>>>>
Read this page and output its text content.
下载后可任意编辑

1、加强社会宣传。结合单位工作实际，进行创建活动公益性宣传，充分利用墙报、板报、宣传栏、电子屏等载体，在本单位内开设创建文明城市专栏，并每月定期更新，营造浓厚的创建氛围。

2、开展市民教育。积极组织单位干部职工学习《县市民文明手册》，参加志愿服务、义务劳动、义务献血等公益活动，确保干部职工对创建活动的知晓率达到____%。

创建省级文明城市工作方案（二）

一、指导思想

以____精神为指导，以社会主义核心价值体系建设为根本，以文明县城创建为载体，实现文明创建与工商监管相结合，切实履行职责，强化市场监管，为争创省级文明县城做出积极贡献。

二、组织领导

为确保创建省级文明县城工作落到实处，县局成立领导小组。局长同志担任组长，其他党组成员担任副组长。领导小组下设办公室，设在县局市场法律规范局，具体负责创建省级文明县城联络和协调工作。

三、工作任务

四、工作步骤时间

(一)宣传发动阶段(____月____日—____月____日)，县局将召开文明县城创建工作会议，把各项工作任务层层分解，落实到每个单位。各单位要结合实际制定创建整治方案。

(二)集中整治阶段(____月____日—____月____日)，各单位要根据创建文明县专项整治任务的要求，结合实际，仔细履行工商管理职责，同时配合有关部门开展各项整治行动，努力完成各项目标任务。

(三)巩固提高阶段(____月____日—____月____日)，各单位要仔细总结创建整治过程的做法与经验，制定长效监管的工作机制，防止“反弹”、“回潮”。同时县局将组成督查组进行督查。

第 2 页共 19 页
<<<<
> _Your instructions_
Each line in the material above must be retyped without alteration.

> _Final answer_
Read this page and output its text content.
下载后可任意编辑

1、加强社会宣传。结合单位工作实际，进行创建活动公益性宣传，充分利用墙报、板报、宣传栏、电子屏等载体，在本单位内开设创建文明城市专栏，并每月定期更新，营造浓厚的创建氛围。

2、开展市民教育。积极组织单位干部职工学习《县市民文明手册》，参加志愿服务、义务劳动、义务献血等公益活动，确保干部职工对创建活动的知晓率达到____%。

创建省级文明城市工作方案（二）

一、指导思想

以____精神为指导，以社会主义核心价值体系建设为根本，以文明县城创建为载体，实现文明创建与工商监管相结合，切实履行职责，强化市场监管，为争创省级文明县城做出积极贡献。

二、组织领导

为确保创建省级文明县城工作落到实处，县局成立领导小组。局长同志担任组长，其他党组成员担任副组长。领导小组下设办公室，设在县局市场法律规范局，具体负责创建省级文明县城联络和协调工作。

三、工作任务

四、工作步骤时间

(一)宣传发动阶段(____月____日—____月____日)，县局将召开文明县城创建工作会议，把各项工作任务层层分解，落实到每个单位。各单位要结合实际制定创建整治方案。

(二)集中整治阶段(____月____日—____月____日)，各单位要根据创建文明县专项整治任务的要求，结合实际，仔细履行工商管理职责，同时配合有关部门开展各项整治行动，努力完成各项目标任务。

(三)巩固提高阶段(____月____日—____月____日)，各单位要仔细总结创建整治过程的做法与经验，制定长效监管的工作机制，防止“反弹”、“回潮”。同时县局将组成督查组进行督查。

第 2 页共 19 页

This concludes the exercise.